### Required task:
Reproduce every line of the listing as written, apart from the pictures.

### Supplied entries:
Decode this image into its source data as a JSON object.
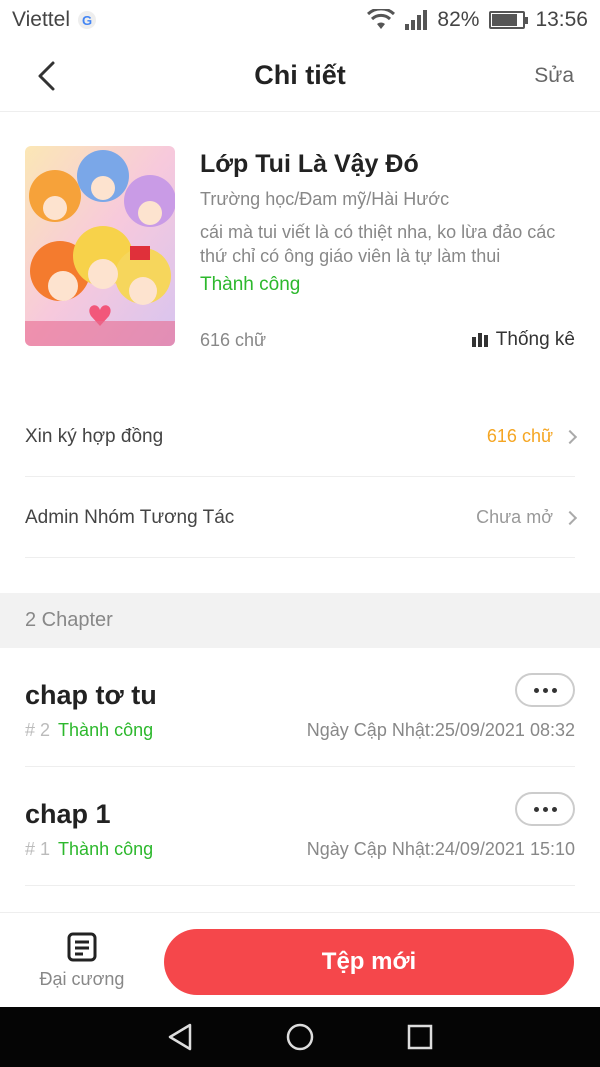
{
  "status_bar": {
    "carrier": "Viettel",
    "carrier_badge": "G",
    "battery": "82%",
    "time": "13:56",
    "battery_level": 0.82
  },
  "header": {
    "title": "Chi tiết",
    "edit_label": "Sửa"
  },
  "book": {
    "title": "Lớp Tui Là Vậy Đó",
    "genre": "Trường học/Đam mỹ/Hài Hước",
    "description": "cái mà tui viết là có thiệt nha, ko lừa đảo các thứ chỉ có ông giáo viên là tự làm thui",
    "status": "Thành công",
    "word_count": "616 chữ",
    "stats_label": "Thống kê"
  },
  "rows": [
    {
      "label": "Xin ký hợp đồng",
      "value": "616 chữ",
      "value_color": "#f5a623"
    },
    {
      "label": "Admin Nhóm Tương Tác",
      "value": "Chưa mở",
      "value_color": "#999999"
    }
  ],
  "chapters_section": {
    "label": "2 Chapter"
  },
  "chapters": [
    {
      "title": "chap tơ tu",
      "hash": "#",
      "number": "2",
      "status": "Thành công",
      "date_label": "Ngày Cập Nhật:",
      "date": "25/09/2021 08:32"
    },
    {
      "title": "chap 1",
      "hash": "#",
      "number": "1",
      "status": "Thành công",
      "date_label": "Ngày Cập Nhật:",
      "date": "24/09/2021 15:10"
    }
  ],
  "bottom_bar": {
    "outline_label": "Đại cương",
    "new_button_label": "Tệp mới"
  },
  "colors": {
    "accent_red": "#f5474b",
    "success_green": "#2db82d",
    "orange": "#f5a623"
  }
}
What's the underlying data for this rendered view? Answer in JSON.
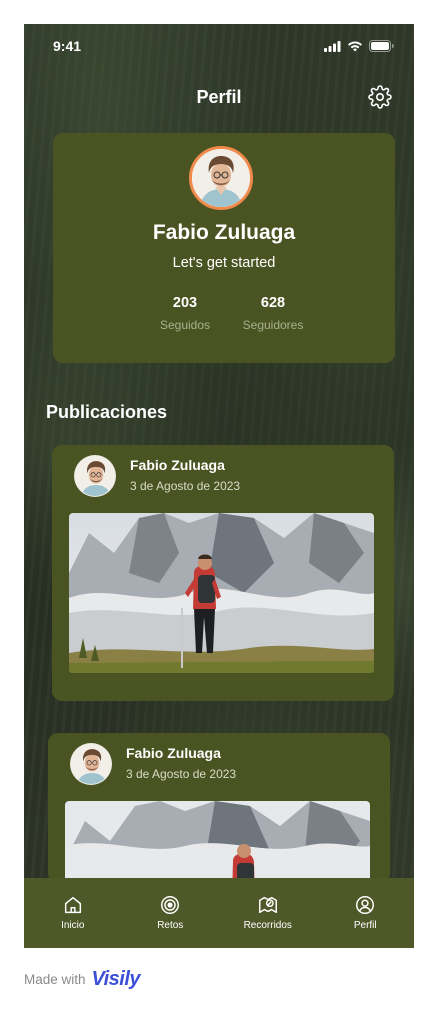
{
  "status_bar": {
    "time": "9:41"
  },
  "header": {
    "title": "Perfil"
  },
  "profile": {
    "name": "Fabio Zuluaga",
    "tagline": "Let's get started",
    "stats": [
      {
        "value": "203",
        "label": "Seguidos"
      },
      {
        "value": "628",
        "label": "Seguidores"
      }
    ]
  },
  "publications": {
    "title": "Publicaciones",
    "posts": [
      {
        "author": "Fabio Zuluaga",
        "date": "3 de Agosto de 2023"
      },
      {
        "author": "Fabio Zuluaga",
        "date": "3 de Agosto de 2023"
      }
    ]
  },
  "tabs": [
    {
      "label": "Inicio",
      "icon": "home-icon"
    },
    {
      "label": "Retos",
      "icon": "target-icon"
    },
    {
      "label": "Recorridos",
      "icon": "map-compass-icon"
    },
    {
      "label": "Perfil",
      "icon": "user-circle-icon"
    }
  ],
  "footer": {
    "made_with": "Made with",
    "brand": "Visily"
  },
  "colors": {
    "card": "#4a5422",
    "tab_bar": "#4e5828",
    "avatar_border": "#f08a4b",
    "brand": "#3d4fd6"
  }
}
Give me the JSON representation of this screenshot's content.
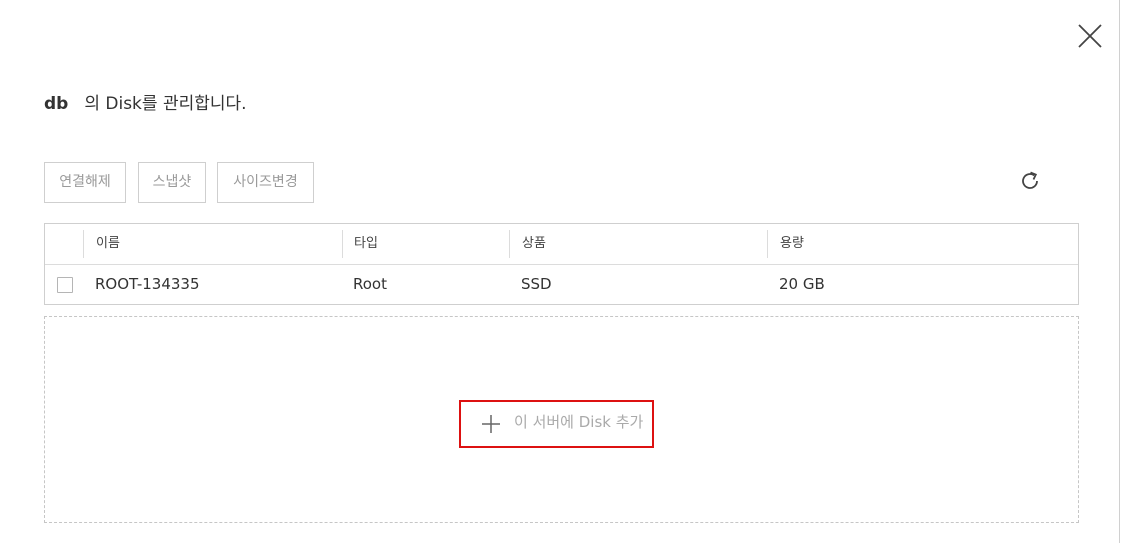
{
  "dialog": {
    "server_name": "db",
    "title_suffix": "의 Disk를 관리합니다."
  },
  "icons": {
    "close": "close-icon",
    "refresh": "refresh-icon",
    "add": "plus-icon"
  },
  "toolbar": {
    "detach_label": "연결해제",
    "snapshot_label": "스냅샷",
    "resize_label": "사이즈변경"
  },
  "table": {
    "columns": [
      "이름",
      "타입",
      "상품",
      "용량"
    ],
    "rows": [
      {
        "name": "ROOT-134335",
        "type": "Root",
        "product": "SSD",
        "size": "20 GB",
        "checked": false
      }
    ]
  },
  "add_disk": {
    "label": "이 서버에 Disk 추가"
  },
  "colors": {
    "highlight_border": "#dd1111",
    "border": "#cfcfcf",
    "muted_text": "#9a9a9a"
  }
}
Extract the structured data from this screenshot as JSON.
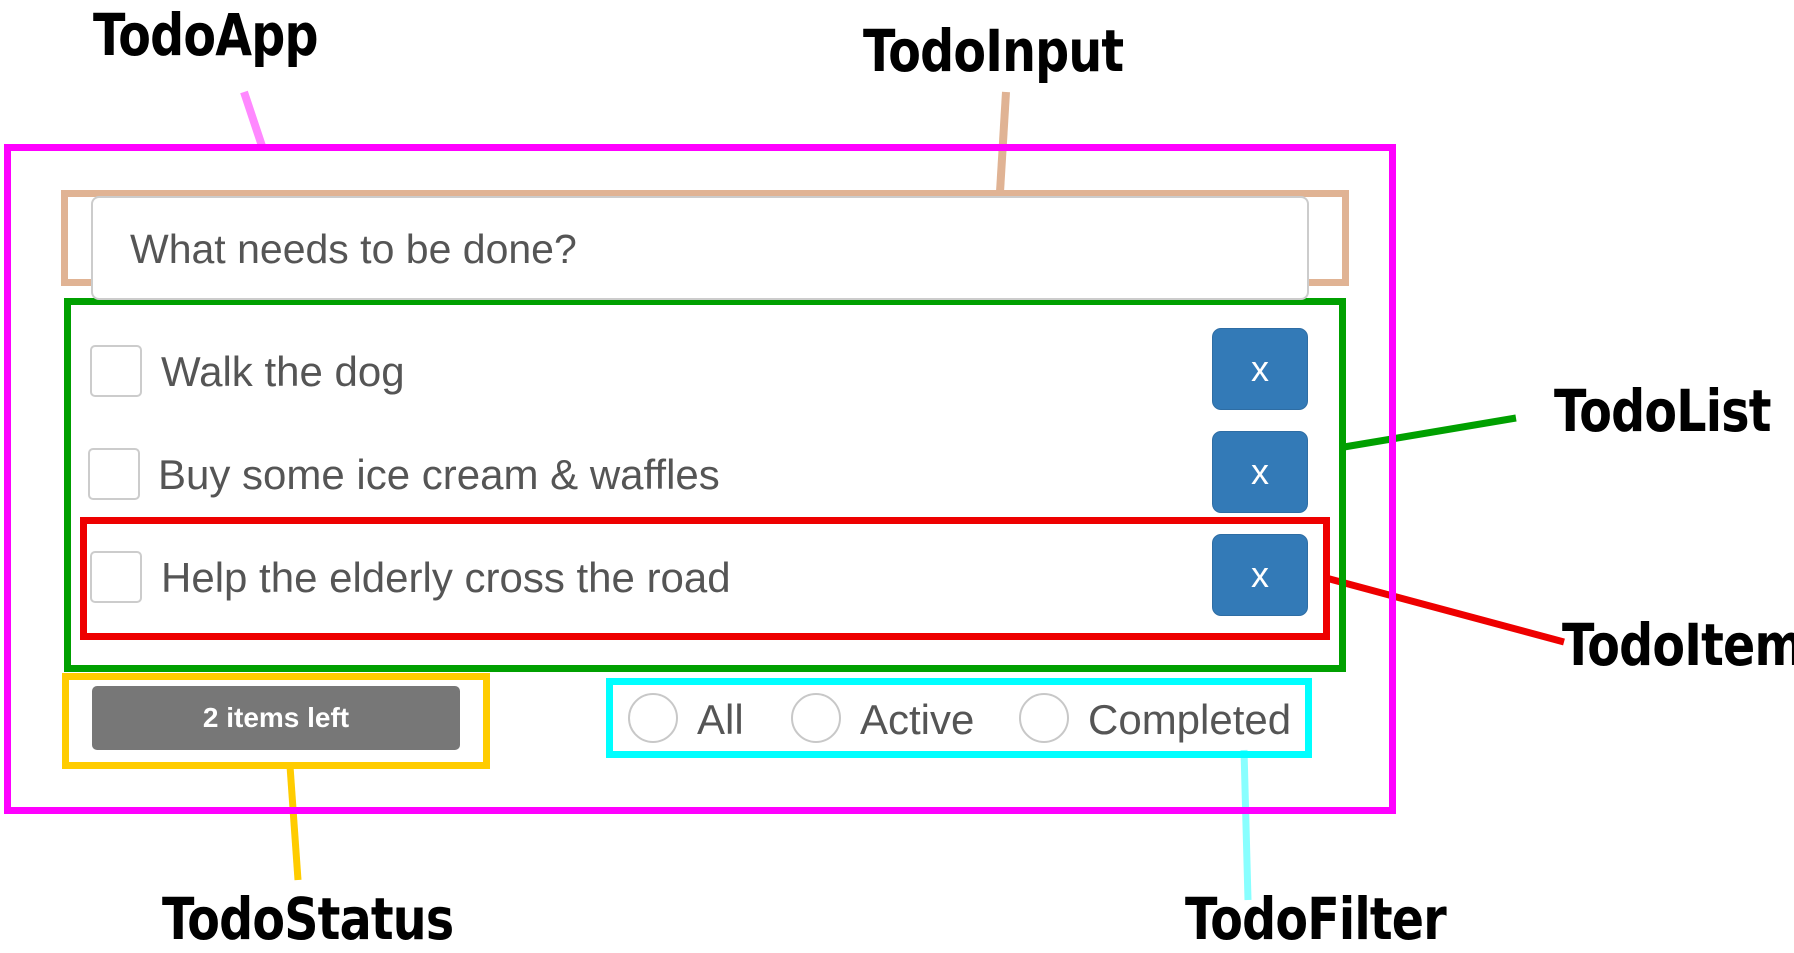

### Exercise response:
Decode this image into its source data as a JSON object.
{
  "status_bar": {
    "carrier": "Viettel",
    "carrier_badge": "G",
    "battery": "82%",
    "time": "13:56",
    "battery_level": 0.82
  },
  "header": {
    "title": "Chi tiết",
    "edit_label": "Sửa"
  },
  "book": {
    "title": "Lớp Tui Là Vậy Đó",
    "genre": "Trường học/Đam mỹ/Hài Hước",
    "description": "cái mà tui viết là có thiệt nha, ko lừa đảo các thứ chỉ có ông giáo viên là tự làm thui",
    "status": "Thành công",
    "word_count": "616 chữ",
    "stats_label": "Thống kê"
  },
  "rows": [
    {
      "label": "Xin ký hợp đồng",
      "value": "616 chữ",
      "value_color": "#f5a623"
    },
    {
      "label": "Admin Nhóm Tương Tác",
      "value": "Chưa mở",
      "value_color": "#999999"
    }
  ],
  "chapters_section": {
    "label": "2 Chapter"
  },
  "chapters": [
    {
      "title": "chap tơ tu",
      "hash": "#",
      "number": "2",
      "status": "Thành công",
      "date_label": "Ngày Cập Nhật:",
      "date": "25/09/2021 08:32"
    },
    {
      "title": "chap 1",
      "hash": "#",
      "number": "1",
      "status": "Thành công",
      "date_label": "Ngày Cập Nhật:",
      "date": "24/09/2021 15:10"
    }
  ],
  "bottom_bar": {
    "outline_label": "Đại cương",
    "new_button_label": "Tệp mới"
  },
  "colors": {
    "accent_red": "#f5474b",
    "success_green": "#2db82d",
    "orange": "#f5a623"
  }
}
What's the underlying data for this rendered view? Answer in JSON.
{
  "status_bar": {
    "time": "9:41"
  },
  "header": {
    "title": "Perfil"
  },
  "profile": {
    "name": "Fabio Zuluaga",
    "tagline": "Let's get started",
    "stats": [
      {
        "value": "203",
        "label": "Seguidos"
      },
      {
        "value": "628",
        "label": "Seguidores"
      }
    ]
  },
  "publications": {
    "title": "Publicaciones",
    "posts": [
      {
        "author": "Fabio Zuluaga",
        "date": "3 de Agosto de 2023"
      },
      {
        "author": "Fabio Zuluaga",
        "date": "3 de Agosto de 2023"
      }
    ]
  },
  "tabs": [
    {
      "label": "Inicio",
      "icon": "home-icon"
    },
    {
      "label": "Retos",
      "icon": "target-icon"
    },
    {
      "label": "Recorridos",
      "icon": "map-compass-icon"
    },
    {
      "label": "Perfil",
      "icon": "user-circle-icon"
    }
  ],
  "footer": {
    "made_with": "Made with",
    "brand": "Visily"
  },
  "colors": {
    "card": "#4a5422",
    "tab_bar": "#4e5828",
    "avatar_border": "#f08a4b",
    "brand": "#3d4fd6"
  }
}
Give me the JSON representation of this screenshot's content.
{
  "dialog": {
    "server_name": "db",
    "title_suffix": "의 Disk를 관리합니다."
  },
  "icons": {
    "close": "close-icon",
    "refresh": "refresh-icon",
    "add": "plus-icon"
  },
  "toolbar": {
    "detach_label": "연결해제",
    "snapshot_label": "스냅샷",
    "resize_label": "사이즈변경"
  },
  "table": {
    "columns": [
      "이름",
      "타입",
      "상품",
      "용량"
    ],
    "rows": [
      {
        "name": "ROOT-134335",
        "type": "Root",
        "product": "SSD",
        "size": "20 GB",
        "checked": false
      }
    ]
  },
  "add_disk": {
    "label": "이 서버에 Disk 추가"
  },
  "colors": {
    "highlight_border": "#dd1111",
    "border": "#cfcfcf",
    "muted_text": "#9a9a9a"
  }
}
Extract the structured data from this screenshot as JSON.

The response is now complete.